Problem description
Copy the records below exactly as they appear.

Input rows
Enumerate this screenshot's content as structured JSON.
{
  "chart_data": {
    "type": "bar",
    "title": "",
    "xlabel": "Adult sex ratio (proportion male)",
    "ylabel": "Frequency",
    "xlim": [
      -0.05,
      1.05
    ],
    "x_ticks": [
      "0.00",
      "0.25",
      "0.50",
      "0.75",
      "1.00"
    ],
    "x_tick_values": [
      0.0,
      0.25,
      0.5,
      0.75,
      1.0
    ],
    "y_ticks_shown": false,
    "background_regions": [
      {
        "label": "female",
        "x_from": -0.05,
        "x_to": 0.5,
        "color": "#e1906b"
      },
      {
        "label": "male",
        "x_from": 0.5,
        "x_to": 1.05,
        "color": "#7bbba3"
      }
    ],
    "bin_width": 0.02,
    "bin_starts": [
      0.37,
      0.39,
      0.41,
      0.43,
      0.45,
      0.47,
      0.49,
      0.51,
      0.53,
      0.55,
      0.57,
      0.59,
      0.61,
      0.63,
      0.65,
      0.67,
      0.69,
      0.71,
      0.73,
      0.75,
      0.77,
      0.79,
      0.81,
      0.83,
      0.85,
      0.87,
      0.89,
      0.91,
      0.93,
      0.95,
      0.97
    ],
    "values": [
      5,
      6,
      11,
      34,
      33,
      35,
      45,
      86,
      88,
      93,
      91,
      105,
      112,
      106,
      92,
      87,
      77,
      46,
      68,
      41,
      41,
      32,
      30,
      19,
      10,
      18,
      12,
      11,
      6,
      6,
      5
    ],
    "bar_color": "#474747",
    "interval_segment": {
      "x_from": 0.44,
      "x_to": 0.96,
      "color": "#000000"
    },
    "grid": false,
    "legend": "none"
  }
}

Solution to this problem
Enumerate this screenshot's content as structured JSON.
{
  "chart_data": {
    "type": "bar",
    "title": "",
    "xlabel": "Adult sex ratio (proportion male)",
    "ylabel": "Frequency",
    "xlim": [
      -0.05,
      1.05
    ],
    "x_ticks": [
      "0.00",
      "0.25",
      "0.50",
      "0.75",
      "1.00"
    ],
    "x_tick_values": [
      0.0,
      0.25,
      0.5,
      0.75,
      1.0
    ],
    "y_ticks_shown": false,
    "background_regions": [
      {
        "label": "female",
        "x_from": -0.05,
        "x_to": 0.5,
        "color": "#e1906b"
      },
      {
        "label": "male",
        "x_from": 0.5,
        "x_to": 1.05,
        "color": "#7bbba3"
      }
    ],
    "bin_width": 0.02,
    "bin_starts": [
      0.37,
      0.39,
      0.41,
      0.43,
      0.45,
      0.47,
      0.49,
      0.51,
      0.53,
      0.55,
      0.57,
      0.59,
      0.61,
      0.63,
      0.65,
      0.67,
      0.69,
      0.71,
      0.73,
      0.75,
      0.77,
      0.79,
      0.81,
      0.83,
      0.85,
      0.87,
      0.89,
      0.91,
      0.93,
      0.95,
      0.97
    ],
    "values": [
      5,
      6,
      11,
      34,
      33,
      35,
      45,
      86,
      88,
      93,
      91,
      105,
      112,
      106,
      92,
      87,
      77,
      46,
      68,
      41,
      41,
      32,
      30,
      19,
      10,
      18,
      12,
      11,
      6,
      6,
      5
    ],
    "bar_color": "#474747",
    "interval_segment": {
      "x_from": 0.44,
      "x_to": 0.96,
      "color": "#000000"
    },
    "grid": false,
    "legend": "none"
  }
}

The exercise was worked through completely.